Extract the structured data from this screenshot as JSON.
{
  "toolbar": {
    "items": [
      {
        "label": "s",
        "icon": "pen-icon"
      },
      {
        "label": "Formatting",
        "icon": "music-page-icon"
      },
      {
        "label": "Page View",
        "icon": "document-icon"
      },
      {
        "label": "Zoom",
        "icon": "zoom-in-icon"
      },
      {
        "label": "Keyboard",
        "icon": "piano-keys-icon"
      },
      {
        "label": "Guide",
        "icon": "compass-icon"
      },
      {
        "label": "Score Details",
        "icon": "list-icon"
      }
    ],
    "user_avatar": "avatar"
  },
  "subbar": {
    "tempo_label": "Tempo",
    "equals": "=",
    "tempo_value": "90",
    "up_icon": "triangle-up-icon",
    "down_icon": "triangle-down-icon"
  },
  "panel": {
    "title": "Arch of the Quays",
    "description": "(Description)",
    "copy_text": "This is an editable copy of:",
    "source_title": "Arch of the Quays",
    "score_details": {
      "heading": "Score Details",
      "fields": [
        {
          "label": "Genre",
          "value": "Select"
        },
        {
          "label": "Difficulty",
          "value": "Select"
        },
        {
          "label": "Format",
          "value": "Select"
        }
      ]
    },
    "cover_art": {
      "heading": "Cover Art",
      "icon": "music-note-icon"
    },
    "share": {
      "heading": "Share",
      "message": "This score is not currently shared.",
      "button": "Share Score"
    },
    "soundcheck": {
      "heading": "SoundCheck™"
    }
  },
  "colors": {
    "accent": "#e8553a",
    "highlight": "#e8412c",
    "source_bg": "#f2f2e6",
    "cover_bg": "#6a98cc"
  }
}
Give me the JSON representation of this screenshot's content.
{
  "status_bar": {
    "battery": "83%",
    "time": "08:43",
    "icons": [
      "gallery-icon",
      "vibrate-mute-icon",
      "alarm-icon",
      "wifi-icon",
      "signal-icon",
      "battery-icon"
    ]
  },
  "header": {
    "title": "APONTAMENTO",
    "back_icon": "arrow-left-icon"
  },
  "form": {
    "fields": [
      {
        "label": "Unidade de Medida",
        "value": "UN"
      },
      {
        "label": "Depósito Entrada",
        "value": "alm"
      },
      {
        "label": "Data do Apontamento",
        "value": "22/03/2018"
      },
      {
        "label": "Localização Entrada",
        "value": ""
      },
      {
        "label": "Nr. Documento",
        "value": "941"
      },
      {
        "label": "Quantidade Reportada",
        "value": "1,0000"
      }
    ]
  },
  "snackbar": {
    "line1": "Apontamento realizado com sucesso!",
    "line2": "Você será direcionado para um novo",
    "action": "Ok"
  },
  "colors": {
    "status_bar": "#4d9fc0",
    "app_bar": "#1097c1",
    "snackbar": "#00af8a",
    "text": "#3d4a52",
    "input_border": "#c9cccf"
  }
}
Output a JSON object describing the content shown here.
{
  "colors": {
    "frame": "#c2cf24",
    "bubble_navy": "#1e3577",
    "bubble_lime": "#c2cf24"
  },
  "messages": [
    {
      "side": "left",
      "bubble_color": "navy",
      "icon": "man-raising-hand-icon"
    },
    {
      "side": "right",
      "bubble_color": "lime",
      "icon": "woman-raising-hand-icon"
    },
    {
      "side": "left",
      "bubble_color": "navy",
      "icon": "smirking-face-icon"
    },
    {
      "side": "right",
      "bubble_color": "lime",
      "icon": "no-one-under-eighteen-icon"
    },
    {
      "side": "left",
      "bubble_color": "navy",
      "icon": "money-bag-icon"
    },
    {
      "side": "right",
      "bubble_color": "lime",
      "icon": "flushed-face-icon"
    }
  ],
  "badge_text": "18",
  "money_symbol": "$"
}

*Given exercise*
Give the count of lines in the records that contain "triangle", and no other text.

*Answer to the problem*
2